§ **DIRECTIONS**
Copy out each line below that has the word "изображениях" in it.

========================

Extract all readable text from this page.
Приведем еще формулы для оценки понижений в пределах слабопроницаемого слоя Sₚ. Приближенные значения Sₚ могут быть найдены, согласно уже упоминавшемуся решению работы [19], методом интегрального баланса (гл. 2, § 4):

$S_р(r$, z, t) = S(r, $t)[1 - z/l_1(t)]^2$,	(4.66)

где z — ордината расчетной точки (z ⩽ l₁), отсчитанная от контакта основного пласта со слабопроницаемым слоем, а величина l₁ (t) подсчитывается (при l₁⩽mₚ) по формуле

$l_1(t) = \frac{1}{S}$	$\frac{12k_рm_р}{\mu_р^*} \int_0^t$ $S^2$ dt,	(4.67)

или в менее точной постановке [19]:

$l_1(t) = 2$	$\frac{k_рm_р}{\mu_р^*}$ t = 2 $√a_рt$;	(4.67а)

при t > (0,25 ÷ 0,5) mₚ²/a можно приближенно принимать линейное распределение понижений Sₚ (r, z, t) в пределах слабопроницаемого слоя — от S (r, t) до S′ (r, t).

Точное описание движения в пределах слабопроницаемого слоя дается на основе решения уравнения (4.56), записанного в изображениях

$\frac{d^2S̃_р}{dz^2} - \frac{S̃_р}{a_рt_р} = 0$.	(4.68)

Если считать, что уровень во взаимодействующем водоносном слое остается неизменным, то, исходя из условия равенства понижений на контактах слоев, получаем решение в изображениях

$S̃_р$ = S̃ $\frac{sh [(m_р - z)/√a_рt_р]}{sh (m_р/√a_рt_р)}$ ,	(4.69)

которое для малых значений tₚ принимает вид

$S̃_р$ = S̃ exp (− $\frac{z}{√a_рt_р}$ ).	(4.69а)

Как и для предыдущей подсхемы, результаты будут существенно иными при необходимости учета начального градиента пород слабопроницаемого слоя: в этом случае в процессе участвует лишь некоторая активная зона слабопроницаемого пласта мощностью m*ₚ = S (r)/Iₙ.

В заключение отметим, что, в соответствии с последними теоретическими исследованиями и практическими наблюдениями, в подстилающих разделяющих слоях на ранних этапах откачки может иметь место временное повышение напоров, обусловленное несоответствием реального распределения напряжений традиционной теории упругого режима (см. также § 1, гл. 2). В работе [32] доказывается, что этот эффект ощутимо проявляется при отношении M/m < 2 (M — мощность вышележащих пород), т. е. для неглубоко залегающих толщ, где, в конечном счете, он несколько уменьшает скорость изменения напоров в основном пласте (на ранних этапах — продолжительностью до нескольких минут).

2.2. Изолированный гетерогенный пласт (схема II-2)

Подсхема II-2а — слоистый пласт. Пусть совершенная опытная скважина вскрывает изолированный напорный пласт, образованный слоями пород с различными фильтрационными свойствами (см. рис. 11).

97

========================

§ **ANSWER FOR THIS EXERCISE**
Точное описание движения в пределах слабопроницаемого слоя дается на основе решения уравнения (4.56), записанного в изображениях
Если считать, что уровень во взаимодействующем водоносном слое остается неизменным, то, исходя из условия равенства понижений на контактах слоев, получаем решение в изображениях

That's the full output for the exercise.